WHAT IS BEING ASKED:
Lift out all lines below that contain "logo".

(Figure data in JSON)
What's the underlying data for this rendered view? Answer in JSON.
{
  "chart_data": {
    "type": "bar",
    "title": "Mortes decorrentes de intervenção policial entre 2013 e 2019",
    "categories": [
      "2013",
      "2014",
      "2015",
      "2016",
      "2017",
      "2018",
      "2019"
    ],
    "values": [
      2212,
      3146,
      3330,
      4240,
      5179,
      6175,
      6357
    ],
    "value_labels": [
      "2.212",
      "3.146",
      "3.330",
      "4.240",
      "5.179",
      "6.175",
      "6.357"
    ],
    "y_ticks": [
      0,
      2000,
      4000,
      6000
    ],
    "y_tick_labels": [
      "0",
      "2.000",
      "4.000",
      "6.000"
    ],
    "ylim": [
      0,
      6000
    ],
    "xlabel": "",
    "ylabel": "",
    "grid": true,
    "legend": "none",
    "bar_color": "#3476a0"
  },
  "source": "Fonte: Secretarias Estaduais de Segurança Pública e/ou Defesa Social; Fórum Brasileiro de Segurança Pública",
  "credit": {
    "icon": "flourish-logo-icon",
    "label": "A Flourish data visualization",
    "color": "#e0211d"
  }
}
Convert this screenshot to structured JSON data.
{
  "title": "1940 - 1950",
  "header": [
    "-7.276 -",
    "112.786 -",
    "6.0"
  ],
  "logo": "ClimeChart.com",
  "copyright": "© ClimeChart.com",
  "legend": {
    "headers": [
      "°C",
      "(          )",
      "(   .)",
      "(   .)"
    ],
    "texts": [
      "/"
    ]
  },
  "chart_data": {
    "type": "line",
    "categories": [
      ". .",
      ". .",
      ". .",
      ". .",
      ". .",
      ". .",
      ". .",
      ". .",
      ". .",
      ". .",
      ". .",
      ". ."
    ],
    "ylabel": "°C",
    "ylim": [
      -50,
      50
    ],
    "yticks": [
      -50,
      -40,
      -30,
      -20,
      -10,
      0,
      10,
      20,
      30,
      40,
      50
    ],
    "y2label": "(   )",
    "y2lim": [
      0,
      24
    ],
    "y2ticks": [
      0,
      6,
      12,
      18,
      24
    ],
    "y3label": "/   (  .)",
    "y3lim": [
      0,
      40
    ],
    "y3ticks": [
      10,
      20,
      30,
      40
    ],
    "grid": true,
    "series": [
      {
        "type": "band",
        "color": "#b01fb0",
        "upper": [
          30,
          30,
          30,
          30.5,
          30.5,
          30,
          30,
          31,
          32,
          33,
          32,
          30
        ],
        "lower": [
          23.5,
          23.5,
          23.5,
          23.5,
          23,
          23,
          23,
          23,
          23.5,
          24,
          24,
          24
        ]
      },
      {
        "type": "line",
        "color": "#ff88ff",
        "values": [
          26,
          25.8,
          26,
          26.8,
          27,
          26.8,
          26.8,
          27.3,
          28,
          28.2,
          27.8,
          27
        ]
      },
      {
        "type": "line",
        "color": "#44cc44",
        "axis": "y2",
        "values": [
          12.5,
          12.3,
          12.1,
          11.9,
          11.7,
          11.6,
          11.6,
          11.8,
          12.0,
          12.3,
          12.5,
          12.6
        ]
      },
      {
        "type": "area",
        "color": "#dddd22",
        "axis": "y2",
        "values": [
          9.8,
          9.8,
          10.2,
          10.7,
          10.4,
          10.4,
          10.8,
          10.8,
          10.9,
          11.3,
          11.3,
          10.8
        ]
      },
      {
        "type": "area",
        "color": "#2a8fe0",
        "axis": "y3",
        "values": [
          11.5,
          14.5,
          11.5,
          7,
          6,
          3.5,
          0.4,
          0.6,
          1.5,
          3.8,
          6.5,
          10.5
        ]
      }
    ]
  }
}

RESULT:
    "icon": "flourish-logo-icon",
  "logo": "ClimeChart.com",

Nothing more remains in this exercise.